§ Task objective
Some lines in the records below may hold the word "методов"; give the number of those lines and nothing else.

Begin Supplied data

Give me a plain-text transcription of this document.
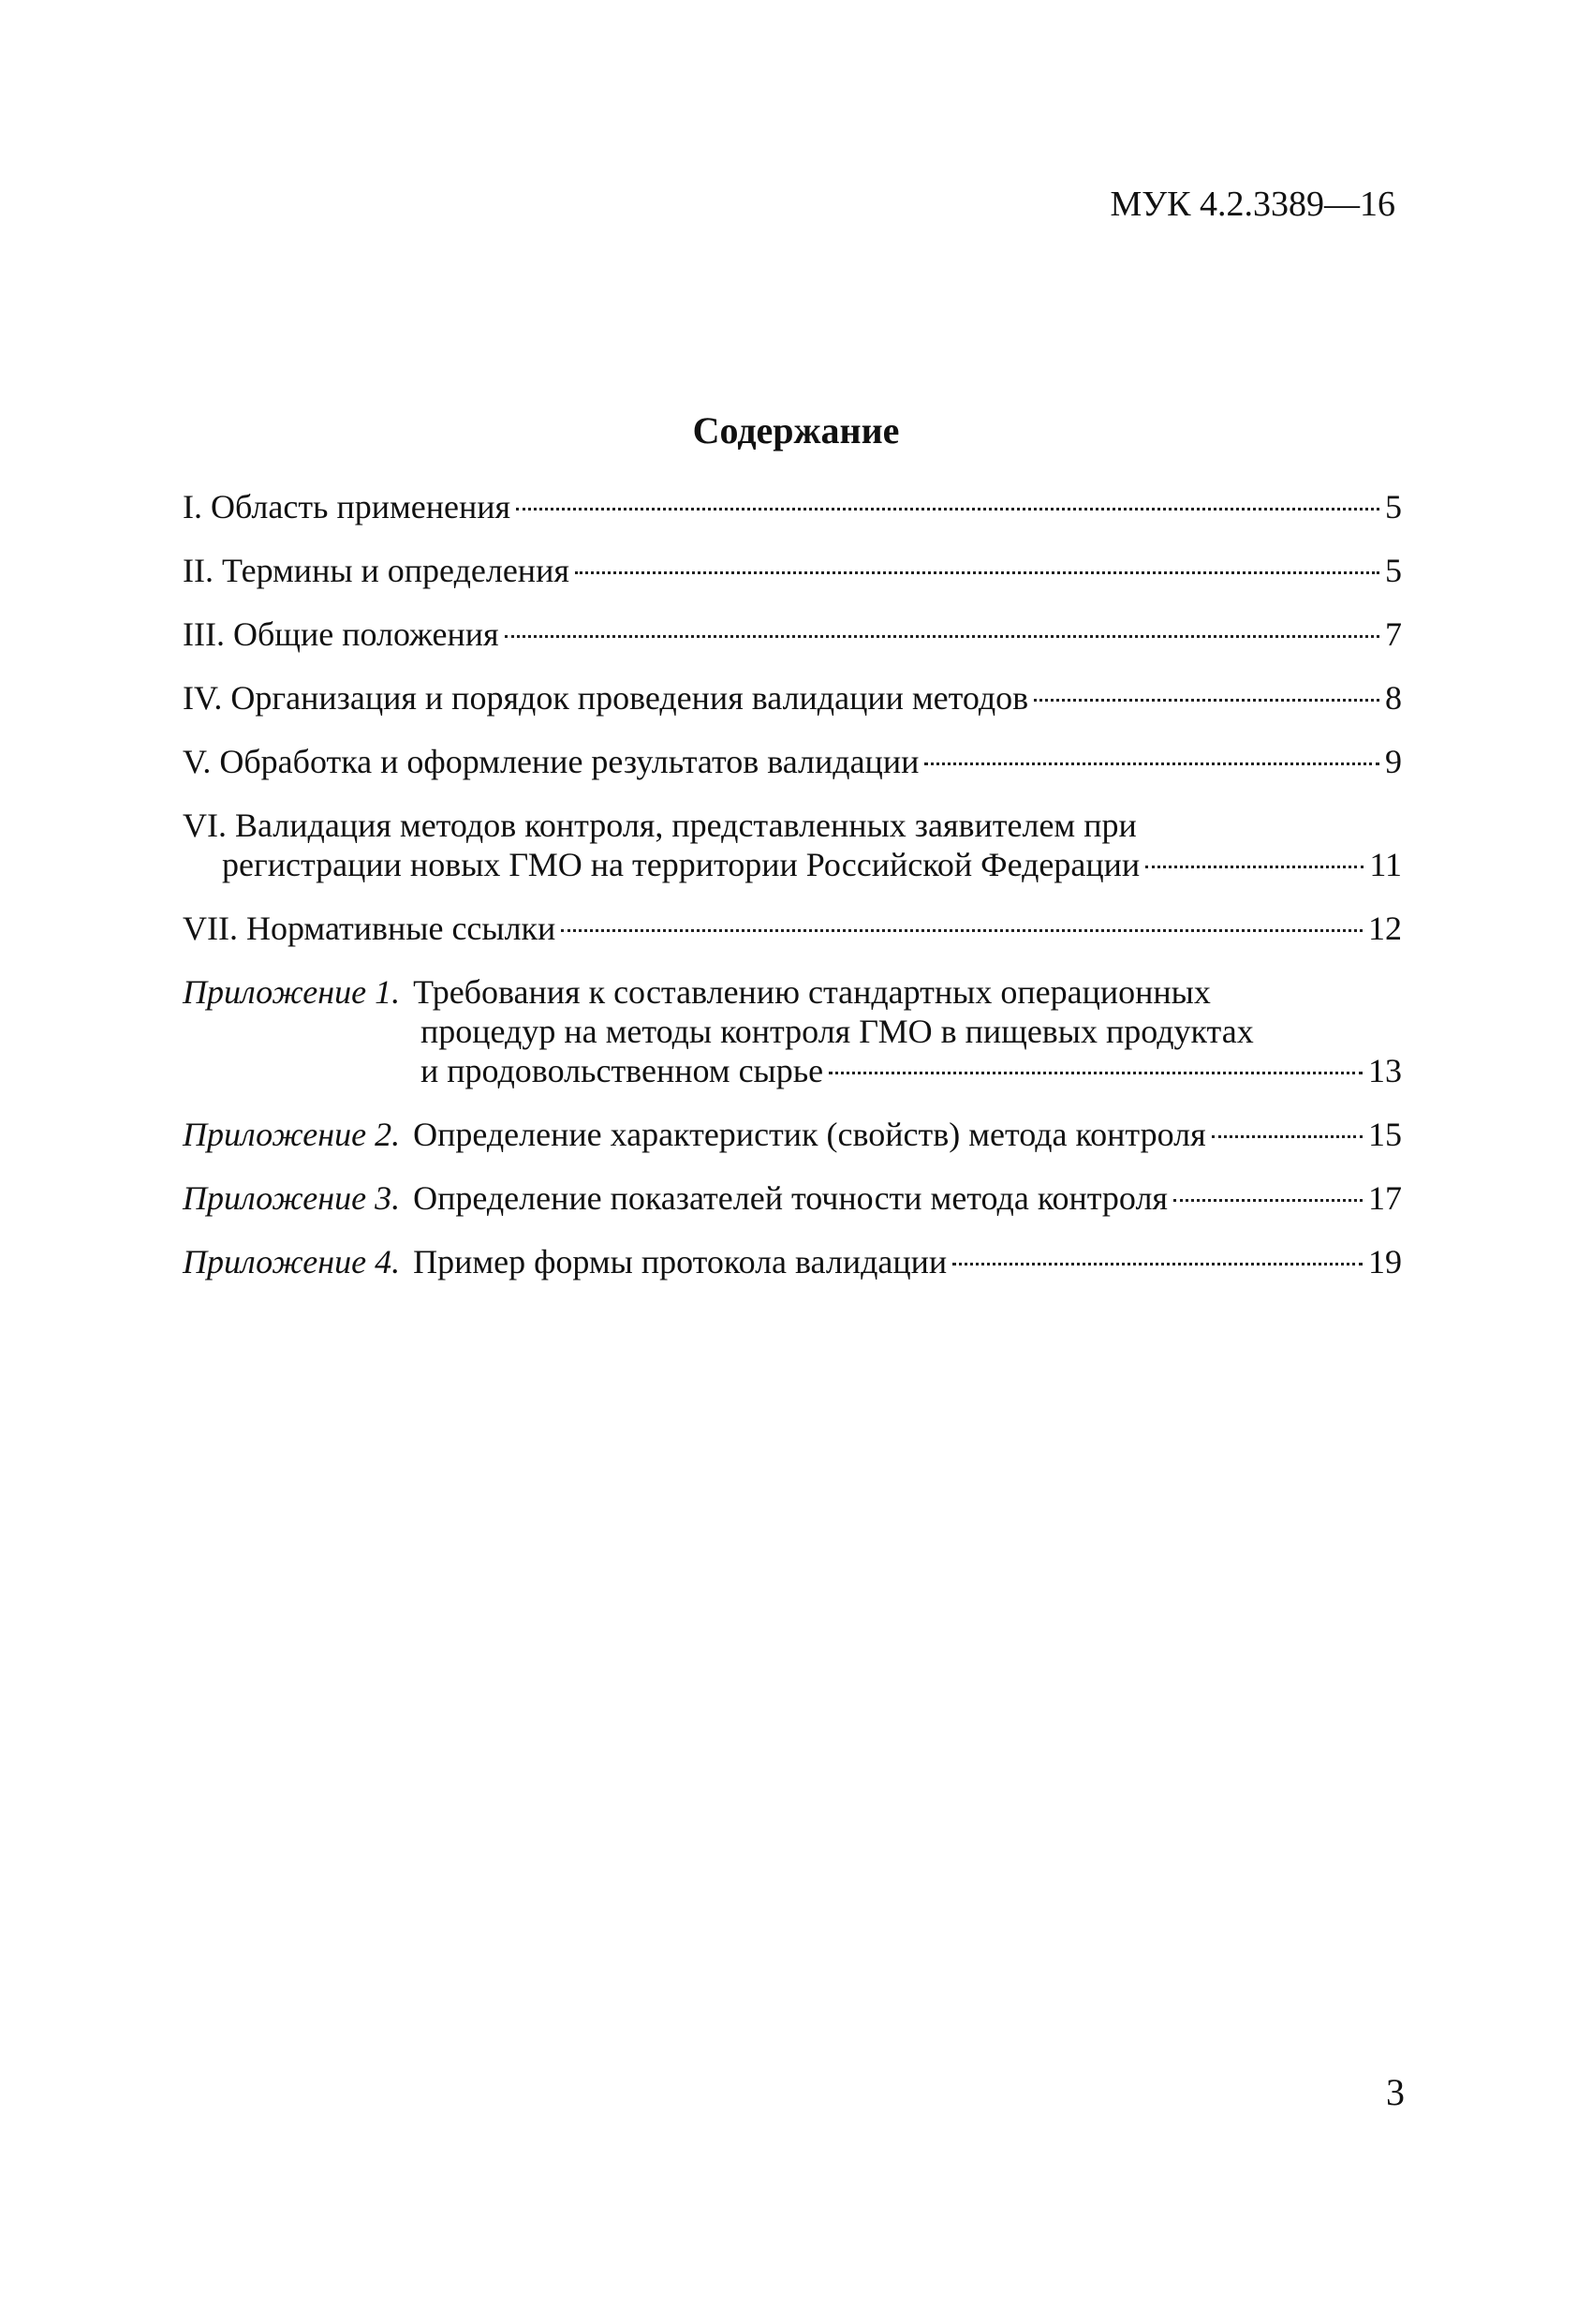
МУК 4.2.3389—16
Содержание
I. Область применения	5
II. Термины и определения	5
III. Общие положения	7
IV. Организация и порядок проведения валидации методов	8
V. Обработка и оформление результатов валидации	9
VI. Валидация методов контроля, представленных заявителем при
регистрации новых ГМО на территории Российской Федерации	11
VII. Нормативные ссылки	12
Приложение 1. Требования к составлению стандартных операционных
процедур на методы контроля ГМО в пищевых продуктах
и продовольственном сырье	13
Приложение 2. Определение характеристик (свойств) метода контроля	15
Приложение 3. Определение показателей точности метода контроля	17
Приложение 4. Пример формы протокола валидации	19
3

End Supplied data

§ Solution for this exercise
2